◆ What the exercise asks
Select and reproduce each line of the listing below that bears the string "this".

◆ Provided records
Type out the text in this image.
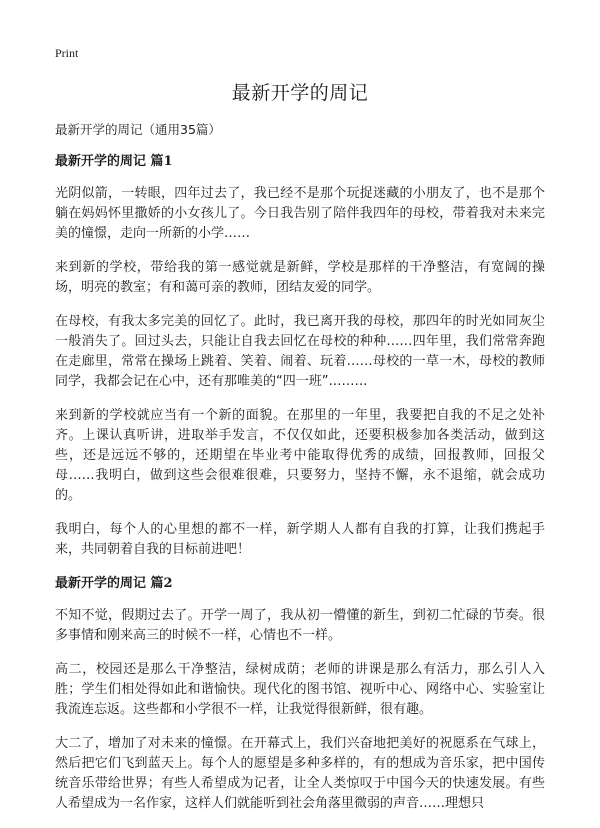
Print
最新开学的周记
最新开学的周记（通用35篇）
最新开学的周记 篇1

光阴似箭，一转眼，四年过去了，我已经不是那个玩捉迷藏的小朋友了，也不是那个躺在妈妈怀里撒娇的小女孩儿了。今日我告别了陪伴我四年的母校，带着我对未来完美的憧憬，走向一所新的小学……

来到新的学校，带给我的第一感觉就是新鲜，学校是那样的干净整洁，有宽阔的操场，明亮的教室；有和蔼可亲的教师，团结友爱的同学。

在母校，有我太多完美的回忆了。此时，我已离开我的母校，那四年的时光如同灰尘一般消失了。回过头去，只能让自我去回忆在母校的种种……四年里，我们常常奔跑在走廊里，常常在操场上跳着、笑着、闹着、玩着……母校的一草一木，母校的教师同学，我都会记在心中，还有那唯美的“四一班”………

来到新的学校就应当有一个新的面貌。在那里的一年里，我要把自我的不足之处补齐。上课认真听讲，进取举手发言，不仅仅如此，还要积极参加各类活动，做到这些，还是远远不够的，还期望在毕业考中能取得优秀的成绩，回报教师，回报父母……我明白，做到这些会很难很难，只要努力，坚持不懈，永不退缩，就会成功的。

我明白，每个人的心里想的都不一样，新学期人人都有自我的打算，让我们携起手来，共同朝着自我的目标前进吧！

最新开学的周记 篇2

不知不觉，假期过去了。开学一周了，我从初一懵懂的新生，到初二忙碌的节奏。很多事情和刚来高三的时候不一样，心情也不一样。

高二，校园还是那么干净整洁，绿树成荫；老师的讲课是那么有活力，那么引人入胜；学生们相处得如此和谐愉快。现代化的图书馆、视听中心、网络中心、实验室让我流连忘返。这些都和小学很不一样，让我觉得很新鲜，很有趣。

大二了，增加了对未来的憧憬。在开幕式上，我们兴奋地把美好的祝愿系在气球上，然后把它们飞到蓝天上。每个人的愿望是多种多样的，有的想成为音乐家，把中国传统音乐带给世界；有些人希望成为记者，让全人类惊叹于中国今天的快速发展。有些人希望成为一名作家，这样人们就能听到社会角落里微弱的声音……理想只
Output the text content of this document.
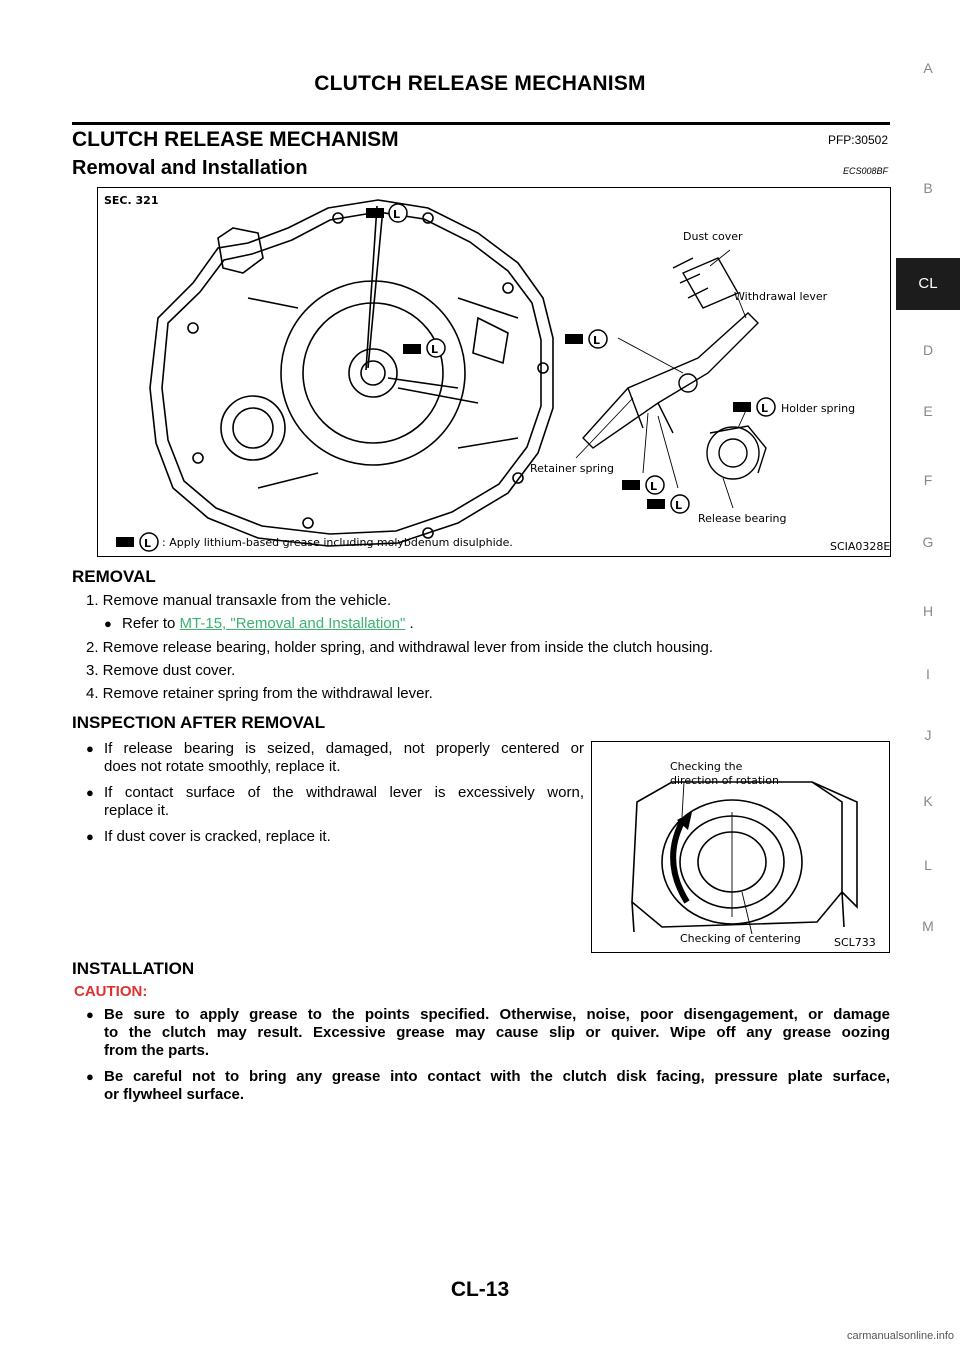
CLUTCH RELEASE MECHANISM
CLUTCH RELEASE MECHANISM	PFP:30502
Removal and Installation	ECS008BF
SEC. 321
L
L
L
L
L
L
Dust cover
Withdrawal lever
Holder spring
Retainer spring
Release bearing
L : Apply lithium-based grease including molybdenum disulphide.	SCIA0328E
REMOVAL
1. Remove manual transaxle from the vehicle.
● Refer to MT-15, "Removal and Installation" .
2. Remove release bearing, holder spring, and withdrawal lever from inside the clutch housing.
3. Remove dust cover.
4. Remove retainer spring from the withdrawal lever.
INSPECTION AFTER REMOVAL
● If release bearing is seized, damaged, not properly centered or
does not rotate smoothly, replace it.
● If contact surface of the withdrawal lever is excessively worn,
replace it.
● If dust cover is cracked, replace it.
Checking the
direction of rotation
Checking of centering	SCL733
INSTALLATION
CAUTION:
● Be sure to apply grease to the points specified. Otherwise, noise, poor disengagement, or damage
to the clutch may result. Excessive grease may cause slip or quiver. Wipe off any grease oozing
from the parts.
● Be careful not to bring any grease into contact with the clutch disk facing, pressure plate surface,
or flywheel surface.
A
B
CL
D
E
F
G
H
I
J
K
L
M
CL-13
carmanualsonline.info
==
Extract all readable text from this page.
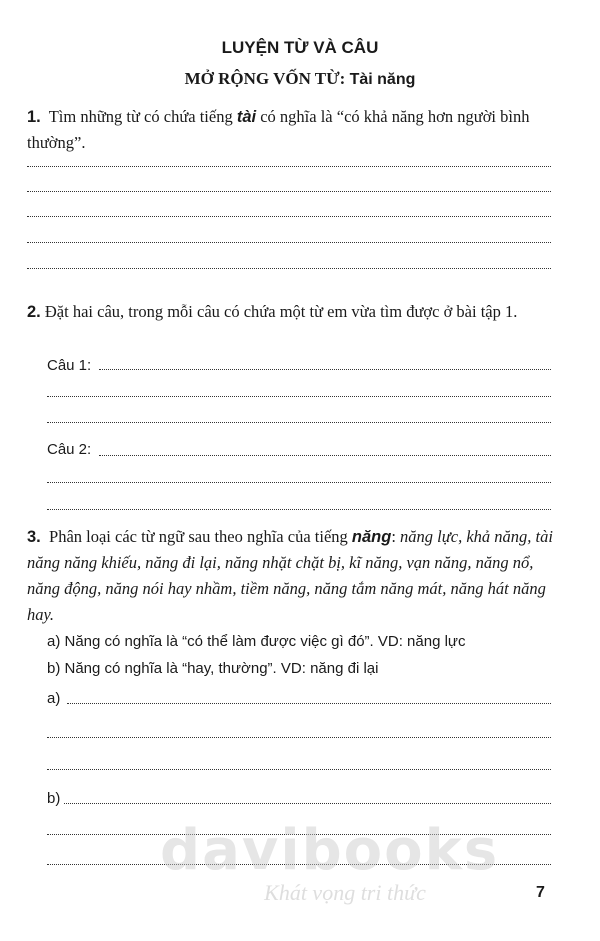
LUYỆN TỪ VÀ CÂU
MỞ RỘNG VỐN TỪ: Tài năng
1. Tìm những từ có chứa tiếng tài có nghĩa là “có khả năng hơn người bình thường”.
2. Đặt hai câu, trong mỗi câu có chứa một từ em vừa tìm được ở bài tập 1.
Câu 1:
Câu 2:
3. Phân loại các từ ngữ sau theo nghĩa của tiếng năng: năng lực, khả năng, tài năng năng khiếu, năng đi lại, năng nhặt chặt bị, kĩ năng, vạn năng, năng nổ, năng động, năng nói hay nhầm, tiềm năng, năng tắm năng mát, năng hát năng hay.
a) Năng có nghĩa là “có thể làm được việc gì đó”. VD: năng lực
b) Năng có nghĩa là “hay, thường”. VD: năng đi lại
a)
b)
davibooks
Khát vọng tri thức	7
* * *
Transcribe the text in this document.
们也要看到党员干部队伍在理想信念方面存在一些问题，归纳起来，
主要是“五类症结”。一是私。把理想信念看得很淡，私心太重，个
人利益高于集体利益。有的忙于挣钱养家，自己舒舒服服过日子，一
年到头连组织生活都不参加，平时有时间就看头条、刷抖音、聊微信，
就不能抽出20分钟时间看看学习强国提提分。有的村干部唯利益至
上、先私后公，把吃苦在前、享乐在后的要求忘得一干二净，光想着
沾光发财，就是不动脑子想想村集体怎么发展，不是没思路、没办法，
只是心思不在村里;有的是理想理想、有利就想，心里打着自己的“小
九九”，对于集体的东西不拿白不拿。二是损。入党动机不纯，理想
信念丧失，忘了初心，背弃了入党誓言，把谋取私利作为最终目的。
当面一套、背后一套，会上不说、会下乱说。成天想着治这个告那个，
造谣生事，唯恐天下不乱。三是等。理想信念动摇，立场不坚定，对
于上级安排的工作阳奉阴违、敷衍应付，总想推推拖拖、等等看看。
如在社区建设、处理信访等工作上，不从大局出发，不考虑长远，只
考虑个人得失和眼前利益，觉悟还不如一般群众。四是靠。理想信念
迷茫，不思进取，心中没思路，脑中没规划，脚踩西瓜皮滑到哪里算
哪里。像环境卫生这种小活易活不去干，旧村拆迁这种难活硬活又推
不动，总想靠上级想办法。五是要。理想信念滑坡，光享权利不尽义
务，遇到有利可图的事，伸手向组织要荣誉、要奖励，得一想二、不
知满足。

◆ The completed task
Type out the text in this image.
Output the text content of this document.
Extract all readable text from this page.
Transcribe the text in this document.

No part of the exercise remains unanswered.